→ **SET PROBLEM**:
Give all of the lines again exactly as they read.

→ **MATERIAL PROVIDED**:
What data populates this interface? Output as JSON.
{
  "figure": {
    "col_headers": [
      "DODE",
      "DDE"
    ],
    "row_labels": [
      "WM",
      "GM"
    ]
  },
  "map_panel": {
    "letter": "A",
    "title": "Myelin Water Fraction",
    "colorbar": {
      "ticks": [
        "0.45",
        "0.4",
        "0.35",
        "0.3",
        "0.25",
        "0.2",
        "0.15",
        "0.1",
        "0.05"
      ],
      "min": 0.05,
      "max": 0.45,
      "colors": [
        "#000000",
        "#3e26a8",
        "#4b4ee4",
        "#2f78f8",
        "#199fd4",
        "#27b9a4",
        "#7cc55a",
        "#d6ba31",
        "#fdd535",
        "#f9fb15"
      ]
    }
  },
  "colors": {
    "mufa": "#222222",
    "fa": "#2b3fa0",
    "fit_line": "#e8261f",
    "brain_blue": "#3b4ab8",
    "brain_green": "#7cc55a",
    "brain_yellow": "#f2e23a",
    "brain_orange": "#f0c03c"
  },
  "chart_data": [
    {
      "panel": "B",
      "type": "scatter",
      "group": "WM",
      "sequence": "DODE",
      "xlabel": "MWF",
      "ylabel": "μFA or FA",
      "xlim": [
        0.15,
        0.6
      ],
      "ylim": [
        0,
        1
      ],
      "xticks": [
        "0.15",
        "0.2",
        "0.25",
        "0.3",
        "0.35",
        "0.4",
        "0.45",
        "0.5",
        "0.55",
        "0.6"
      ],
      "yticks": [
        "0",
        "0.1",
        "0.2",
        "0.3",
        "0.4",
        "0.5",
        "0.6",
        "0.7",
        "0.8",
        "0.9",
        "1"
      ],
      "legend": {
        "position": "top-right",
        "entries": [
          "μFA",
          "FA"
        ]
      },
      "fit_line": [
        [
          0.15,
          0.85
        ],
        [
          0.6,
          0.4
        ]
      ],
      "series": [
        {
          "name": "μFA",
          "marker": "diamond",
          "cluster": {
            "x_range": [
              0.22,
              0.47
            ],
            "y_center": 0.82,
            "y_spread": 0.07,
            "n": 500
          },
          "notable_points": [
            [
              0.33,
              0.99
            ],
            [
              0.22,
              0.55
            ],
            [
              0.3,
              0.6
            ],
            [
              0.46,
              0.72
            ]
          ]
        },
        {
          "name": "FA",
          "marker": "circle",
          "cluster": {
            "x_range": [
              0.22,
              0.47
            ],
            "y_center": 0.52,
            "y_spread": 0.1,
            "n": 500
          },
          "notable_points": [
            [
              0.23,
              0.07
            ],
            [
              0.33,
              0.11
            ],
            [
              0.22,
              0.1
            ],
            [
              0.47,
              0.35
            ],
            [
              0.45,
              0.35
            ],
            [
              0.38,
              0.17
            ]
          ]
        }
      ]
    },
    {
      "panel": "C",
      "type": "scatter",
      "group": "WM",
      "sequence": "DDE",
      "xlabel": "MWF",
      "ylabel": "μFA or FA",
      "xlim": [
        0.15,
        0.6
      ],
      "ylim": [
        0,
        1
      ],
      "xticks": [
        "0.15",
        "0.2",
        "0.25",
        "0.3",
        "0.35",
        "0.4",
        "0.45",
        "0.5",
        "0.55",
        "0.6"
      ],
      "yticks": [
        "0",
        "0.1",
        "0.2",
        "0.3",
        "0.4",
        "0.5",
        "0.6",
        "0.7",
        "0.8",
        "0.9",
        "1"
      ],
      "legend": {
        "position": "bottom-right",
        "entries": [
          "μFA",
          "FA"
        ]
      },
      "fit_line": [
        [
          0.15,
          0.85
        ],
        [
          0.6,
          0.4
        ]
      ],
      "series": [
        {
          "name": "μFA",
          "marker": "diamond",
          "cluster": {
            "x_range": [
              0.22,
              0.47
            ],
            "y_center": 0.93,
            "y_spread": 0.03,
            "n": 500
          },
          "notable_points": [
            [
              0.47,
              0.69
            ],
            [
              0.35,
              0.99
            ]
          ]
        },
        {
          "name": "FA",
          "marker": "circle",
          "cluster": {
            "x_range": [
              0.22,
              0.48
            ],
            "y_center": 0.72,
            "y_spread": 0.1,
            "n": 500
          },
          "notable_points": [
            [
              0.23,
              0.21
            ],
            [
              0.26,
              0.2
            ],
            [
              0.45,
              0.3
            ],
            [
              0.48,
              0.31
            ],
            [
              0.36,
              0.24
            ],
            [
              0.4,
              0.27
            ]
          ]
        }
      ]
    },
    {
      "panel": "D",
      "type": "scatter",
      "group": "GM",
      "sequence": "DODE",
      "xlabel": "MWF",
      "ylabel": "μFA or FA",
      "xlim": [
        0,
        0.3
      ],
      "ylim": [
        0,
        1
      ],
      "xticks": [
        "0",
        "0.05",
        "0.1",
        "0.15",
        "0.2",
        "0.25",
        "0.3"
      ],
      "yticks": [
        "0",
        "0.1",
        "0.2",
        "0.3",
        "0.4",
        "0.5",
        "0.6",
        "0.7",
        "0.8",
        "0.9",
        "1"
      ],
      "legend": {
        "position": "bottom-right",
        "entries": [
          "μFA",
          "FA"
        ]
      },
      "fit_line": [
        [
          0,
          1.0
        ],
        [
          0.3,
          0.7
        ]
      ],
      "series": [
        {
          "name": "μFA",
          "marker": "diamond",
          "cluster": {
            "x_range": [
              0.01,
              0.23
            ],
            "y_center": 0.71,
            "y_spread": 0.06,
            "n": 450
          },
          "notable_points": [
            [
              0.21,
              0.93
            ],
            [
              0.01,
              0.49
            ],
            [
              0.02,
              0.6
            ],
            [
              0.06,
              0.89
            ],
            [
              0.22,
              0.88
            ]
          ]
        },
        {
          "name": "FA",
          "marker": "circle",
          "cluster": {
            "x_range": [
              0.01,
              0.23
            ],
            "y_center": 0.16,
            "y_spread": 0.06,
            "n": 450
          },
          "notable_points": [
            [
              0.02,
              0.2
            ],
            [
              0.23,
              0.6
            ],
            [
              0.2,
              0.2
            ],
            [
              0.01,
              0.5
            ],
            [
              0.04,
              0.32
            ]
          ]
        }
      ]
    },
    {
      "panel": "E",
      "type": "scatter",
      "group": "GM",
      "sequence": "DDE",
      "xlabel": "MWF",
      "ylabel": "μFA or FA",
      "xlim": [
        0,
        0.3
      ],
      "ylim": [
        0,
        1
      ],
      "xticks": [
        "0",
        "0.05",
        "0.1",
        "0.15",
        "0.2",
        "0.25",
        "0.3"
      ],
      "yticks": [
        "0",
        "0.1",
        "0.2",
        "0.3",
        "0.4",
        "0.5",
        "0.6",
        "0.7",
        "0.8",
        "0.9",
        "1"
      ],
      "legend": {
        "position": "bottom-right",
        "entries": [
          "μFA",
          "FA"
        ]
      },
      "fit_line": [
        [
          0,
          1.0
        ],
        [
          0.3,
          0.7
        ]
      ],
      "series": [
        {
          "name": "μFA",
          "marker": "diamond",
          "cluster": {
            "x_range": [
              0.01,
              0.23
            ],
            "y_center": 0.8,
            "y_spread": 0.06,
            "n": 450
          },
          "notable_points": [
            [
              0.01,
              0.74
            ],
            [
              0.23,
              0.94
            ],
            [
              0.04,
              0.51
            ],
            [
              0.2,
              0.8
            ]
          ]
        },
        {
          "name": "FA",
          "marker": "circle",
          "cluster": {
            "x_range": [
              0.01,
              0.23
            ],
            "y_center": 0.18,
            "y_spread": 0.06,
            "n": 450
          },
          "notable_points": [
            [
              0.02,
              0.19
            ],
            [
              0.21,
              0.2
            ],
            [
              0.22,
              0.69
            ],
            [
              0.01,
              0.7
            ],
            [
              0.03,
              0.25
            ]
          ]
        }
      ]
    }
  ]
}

→ **WRITTEN ANSWER**:
What data populates this interface? Output as JSON.
{
  "figure": {
    "col_headers": [
      "DODE",
      "DDE"
    ],
    "row_labels": [
      "WM",
      "GM"
    ]
  },
  "map_panel": {
    "letter": "A",
    "title": "Myelin Water Fraction",
    "colorbar": {
      "ticks": [
        "0.45",
        "0.4",
        "0.35",
        "0.3",
        "0.25",
        "0.2",
        "0.15",
        "0.1",
        "0.05"
      ],
      "min": 0.05,
      "max": 0.45,
      "colors": [
        "#000000",
        "#3e26a8",
        "#4b4ee4",
        "#2f78f8",
        "#199fd4",
        "#27b9a4",
        "#7cc55a",
        "#d6ba31",
        "#fdd535",
        "#f9fb15"
      ]
    }
  },
  "colors": {
    "mufa": "#222222",
    "fa": "#2b3fa0",
    "fit_line": "#e8261f",
    "brain_blue": "#3b4ab8",
    "brain_green": "#7cc55a",
    "brain_yellow": "#f2e23a",
    "brain_orange": "#f0c03c"
  },
  "chart_data": [
    {
      "panel": "B",
      "type": "scatter",
      "group": "WM",
      "sequence": "DODE",
      "xlabel": "MWF",
      "ylabel": "μFA or FA",
      "xlim": [
        0.15,
        0.6
      ],
      "ylim": [
        0,
        1
      ],
      "xticks": [
        "0.15",
        "0.2",
        "0.25",
        "0.3",
        "0.35",
        "0.4",
        "0.45",
        "0.5",
        "0.55",
        "0.6"
      ],
      "yticks": [
        "0",
        "0.1",
        "0.2",
        "0.3",
        "0.4",
        "0.5",
        "0.6",
        "0.7",
        "0.8",
        "0.9",
        "1"
      ],
      "legend": {
        "position": "top-right",
        "entries": [
          "μFA",
          "FA"
        ]
      },
      "fit_line": [
        [
          0.15,
          0.85
        ],
        [
          0.6,
          0.4
        ]
      ],
      "series": [
        {
          "name": "μFA",
          "marker": "diamond",
          "cluster": {
            "x_range": [
              0.22,
              0.47
            ],
            "y_center": 0.82,
            "y_spread": 0.07,
            "n": 500
          },
          "notable_points": [
            [
              0.33,
              0.99
            ],
            [
              0.22,
              0.55
            ],
            [
              0.3,
              0.6
            ],
            [
              0.46,
              0.72
            ]
          ]
        },
        {
          "name": "FA",
          "marker": "circle",
          "cluster": {
            "x_range": [
              0.22,
              0.47
            ],
            "y_center": 0.52,
            "y_spread": 0.1,
            "n": 500
          },
          "notable_points": [
            [
              0.23,
              0.07
            ],
            [
              0.33,
              0.11
            ],
            [
              0.22,
              0.1
            ],
            [
              0.47,
              0.35
            ],
            [
              0.45,
              0.35
            ],
            [
              0.38,
              0.17
            ]
          ]
        }
      ]
    },
    {
      "panel": "C",
      "type": "scatter",
      "group": "WM",
      "sequence": "DDE",
      "xlabel": "MWF",
      "ylabel": "μFA or FA",
      "xlim": [
        0.15,
        0.6
      ],
      "ylim": [
        0,
        1
      ],
      "xticks": [
        "0.15",
        "0.2",
        "0.25",
        "0.3",
        "0.35",
        "0.4",
        "0.45",
        "0.5",
        "0.55",
        "0.6"
      ],
      "yticks": [
        "0",
        "0.1",
        "0.2",
        "0.3",
        "0.4",
        "0.5",
        "0.6",
        "0.7",
        "0.8",
        "0.9",
        "1"
      ],
      "legend": {
        "position": "bottom-right",
        "entries": [
          "μFA",
          "FA"
        ]
      },
      "fit_line": [
        [
          0.15,
          0.85
        ],
        [
          0.6,
          0.4
        ]
      ],
      "series": [
        {
          "name": "μFA",
          "marker": "diamond",
          "cluster": {
            "x_range": [
              0.22,
              0.47
            ],
            "y_center": 0.93,
            "y_spread": 0.03,
            "n": 500
          },
          "notable_points": [
            [
              0.47,
              0.69
            ],
            [
              0.35,
              0.99
            ]
          ]
        },
        {
          "name": "FA",
          "marker": "circle",
          "cluster": {
            "x_range": [
              0.22,
              0.48
            ],
            "y_center": 0.72,
            "y_spread": 0.1,
            "n": 500
          },
          "notable_points": [
            [
              0.23,
              0.21
            ],
            [
              0.26,
              0.2
            ],
            [
              0.45,
              0.3
            ],
            [
              0.48,
              0.31
            ],
            [
              0.36,
              0.24
            ],
            [
              0.4,
              0.27
            ]
          ]
        }
      ]
    },
    {
      "panel": "D",
      "type": "scatter",
      "group": "GM",
      "sequence": "DODE",
      "xlabel": "MWF",
      "ylabel": "μFA or FA",
      "xlim": [
        0,
        0.3
      ],
      "ylim": [
        0,
        1
      ],
      "xticks": [
        "0",
        "0.05",
        "0.1",
        "0.15",
        "0.2",
        "0.25",
        "0.3"
      ],
      "yticks": [
        "0",
        "0.1",
        "0.2",
        "0.3",
        "0.4",
        "0.5",
        "0.6",
        "0.7",
        "0.8",
        "0.9",
        "1"
      ],
      "legend": {
        "position": "bottom-right",
        "entries": [
          "μFA",
          "FA"
        ]
      },
      "fit_line": [
        [
          0,
          1.0
        ],
        [
          0.3,
          0.7
        ]
      ],
      "series": [
        {
          "name": "μFA",
          "marker": "diamond",
          "cluster": {
            "x_range": [
              0.01,
              0.23
            ],
            "y_center": 0.71,
            "y_spread": 0.06,
            "n": 450
          },
          "notable_points": [
            [
              0.21,
              0.93
            ],
            [
              0.01,
              0.49
            ],
            [
              0.02,
              0.6
            ],
            [
              0.06,
              0.89
            ],
            [
              0.22,
              0.88
            ]
          ]
        },
        {
          "name": "FA",
          "marker": "circle",
          "cluster": {
            "x_range": [
              0.01,
              0.23
            ],
            "y_center": 0.16,
            "y_spread": 0.06,
            "n": 450
          },
          "notable_points": [
            [
              0.02,
              0.2
            ],
            [
              0.23,
              0.6
            ],
            [
              0.2,
              0.2
            ],
            [
              0.01,
              0.5
            ],
            [
              0.04,
              0.32
            ]
          ]
        }
      ]
    },
    {
      "panel": "E",
      "type": "scatter",
      "group": "GM",
      "sequence": "DDE",
      "xlabel": "MWF",
      "ylabel": "μFA or FA",
      "xlim": [
        0,
        0.3
      ],
      "ylim": [
        0,
        1
      ],
      "xticks": [
        "0",
        "0.05",
        "0.1",
        "0.15",
        "0.2",
        "0.25",
        "0.3"
      ],
      "yticks": [
        "0",
        "0.1",
        "0.2",
        "0.3",
        "0.4",
        "0.5",
        "0.6",
        "0.7",
        "0.8",
        "0.9",
        "1"
      ],
      "legend": {
        "position": "bottom-right",
        "entries": [
          "μFA",
          "FA"
        ]
      },
      "fit_line": [
        [
          0,
          1.0
        ],
        [
          0.3,
          0.7
        ]
      ],
      "series": [
        {
          "name": "μFA",
          "marker": "diamond",
          "cluster": {
            "x_range": [
              0.01,
              0.23
            ],
            "y_center": 0.8,
            "y_spread": 0.06,
            "n": 450
          },
          "notable_points": [
            [
              0.01,
              0.74
            ],
            [
              0.23,
              0.94
            ],
            [
              0.04,
              0.51
            ],
            [
              0.2,
              0.8
            ]
          ]
        },
        {
          "name": "FA",
          "marker": "circle",
          "cluster": {
            "x_range": [
              0.01,
              0.23
            ],
            "y_center": 0.18,
            "y_spread": 0.06,
            "n": 450
          },
          "notable_points": [
            [
              0.02,
              0.19
            ],
            [
              0.21,
              0.2
            ],
            [
              0.22,
              0.69
            ],
            [
              0.01,
              0.7
            ],
            [
              0.03,
              0.25
            ]
          ]
        }
      ]
    }
  ]
}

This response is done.